- Given problem -
Using the data below, repeat all of it precisely.

Part of a data file

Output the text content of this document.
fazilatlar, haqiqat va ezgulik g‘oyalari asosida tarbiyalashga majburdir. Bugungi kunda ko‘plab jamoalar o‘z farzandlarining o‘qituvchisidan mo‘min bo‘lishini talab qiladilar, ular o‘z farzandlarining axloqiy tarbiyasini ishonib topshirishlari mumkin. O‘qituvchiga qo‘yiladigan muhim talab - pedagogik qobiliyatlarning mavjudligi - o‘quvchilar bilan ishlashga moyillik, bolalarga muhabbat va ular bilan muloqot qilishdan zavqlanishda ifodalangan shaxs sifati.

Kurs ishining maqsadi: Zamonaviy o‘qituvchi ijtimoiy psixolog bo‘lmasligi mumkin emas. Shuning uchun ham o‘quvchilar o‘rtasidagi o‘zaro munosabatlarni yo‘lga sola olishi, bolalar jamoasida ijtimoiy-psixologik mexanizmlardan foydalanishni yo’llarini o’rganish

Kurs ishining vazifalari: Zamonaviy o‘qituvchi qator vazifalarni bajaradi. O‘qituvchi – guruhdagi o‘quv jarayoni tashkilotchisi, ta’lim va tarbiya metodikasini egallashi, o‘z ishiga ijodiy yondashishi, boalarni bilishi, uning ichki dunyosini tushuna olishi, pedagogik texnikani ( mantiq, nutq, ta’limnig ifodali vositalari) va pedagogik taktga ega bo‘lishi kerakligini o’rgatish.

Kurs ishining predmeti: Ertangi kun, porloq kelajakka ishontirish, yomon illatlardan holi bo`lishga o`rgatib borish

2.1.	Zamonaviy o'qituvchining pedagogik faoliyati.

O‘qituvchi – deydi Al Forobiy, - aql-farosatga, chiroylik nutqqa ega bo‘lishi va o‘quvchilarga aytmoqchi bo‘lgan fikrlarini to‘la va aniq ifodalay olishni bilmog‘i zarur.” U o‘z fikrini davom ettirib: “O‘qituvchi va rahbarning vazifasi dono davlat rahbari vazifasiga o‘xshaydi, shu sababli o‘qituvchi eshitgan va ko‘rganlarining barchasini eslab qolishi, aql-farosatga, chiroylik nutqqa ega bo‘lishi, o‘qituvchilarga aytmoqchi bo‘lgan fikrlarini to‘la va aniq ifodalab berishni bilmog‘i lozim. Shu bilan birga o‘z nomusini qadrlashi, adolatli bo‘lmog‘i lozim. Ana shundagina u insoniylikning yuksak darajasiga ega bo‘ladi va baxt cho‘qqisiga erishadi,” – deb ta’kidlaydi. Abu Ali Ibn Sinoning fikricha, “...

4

- Exercise response -
Output the text content of this document.
fazilatlar, haqiqat va ezgulik g‘oyalari asosida tarbiyalashga majburdir. Bugungi kunda ko‘plab jamoalar o‘z farzandlarining o‘qituvchisidan mo‘min bo‘lishini talab qiladilar, ular o‘z farzandlarining axloqiy tarbiyasini ishonib topshirishlari mumkin. O‘qituvchiga qo‘yiladigan muhim talab - pedagogik qobiliyatlarning mavjudligi - o‘quvchilar bilan ishlashga moyillik, bolalarga muhabbat va ular bilan muloqot qilishdan zavqlanishda ifodalangan shaxs sifati.

Kurs ishining maqsadi: Zamonaviy o‘qituvchi ijtimoiy psixolog bo‘lmasligi mumkin emas. Shuning uchun ham o‘quvchilar o‘rtasidagi o‘zaro munosabatlarni yo‘lga sola olishi, bolalar jamoasida ijtimoiy-psixologik mexanizmlardan foydalanishni yo’llarini o’rganish

Kurs ishining vazifalari: Zamonaviy o‘qituvchi qator vazifalarni bajaradi. O‘qituvchi – guruhdagi o‘quv jarayoni tashkilotchisi, ta’lim va tarbiya metodikasini egallashi, o‘z ishiga ijodiy yondashishi, boalarni bilishi, uning ichki dunyosini tushuna olishi, pedagogik texnikani ( mantiq, nutq, ta’limnig ifodali vositalari) va pedagogik taktga ega bo‘lishi kerakligini o’rgatish.

Kurs ishining predmeti: Ertangi kun, porloq kelajakka ishontirish, yomon illatlardan holi bo`lishga o`rgatib borish

2.1.	Zamonaviy o'qituvchining pedagogik faoliyati.

O‘qituvchi – deydi Al Forobiy, - aql-farosatga, chiroylik nutqqa ega bo‘lishi va o‘quvchilarga aytmoqchi bo‘lgan fikrlarini to‘la va aniq ifodalay olishni bilmog‘i zarur.” U o‘z fikrini davom ettirib: “O‘qituvchi va rahbarning vazifasi dono davlat rahbari vazifasiga o‘xshaydi, shu sababli o‘qituvchi eshitgan va ko‘rganlarining barchasini eslab qolishi, aql-farosatga, chiroylik nutqqa ega bo‘lishi, o‘qituvchilarga aytmoqchi bo‘lgan fikrlarini to‘la va aniq ifodalab berishni bilmog‘i lozim. Shu bilan birga o‘z nomusini qadrlashi, adolatli bo‘lmog‘i lozim. Ana shundagina u insoniylikning yuksak darajasiga ega bo‘ladi va baxt cho‘qqisiga erishadi,” – deb ta’kidlaydi. Abu Ali Ibn Sinoning fikricha, “...

4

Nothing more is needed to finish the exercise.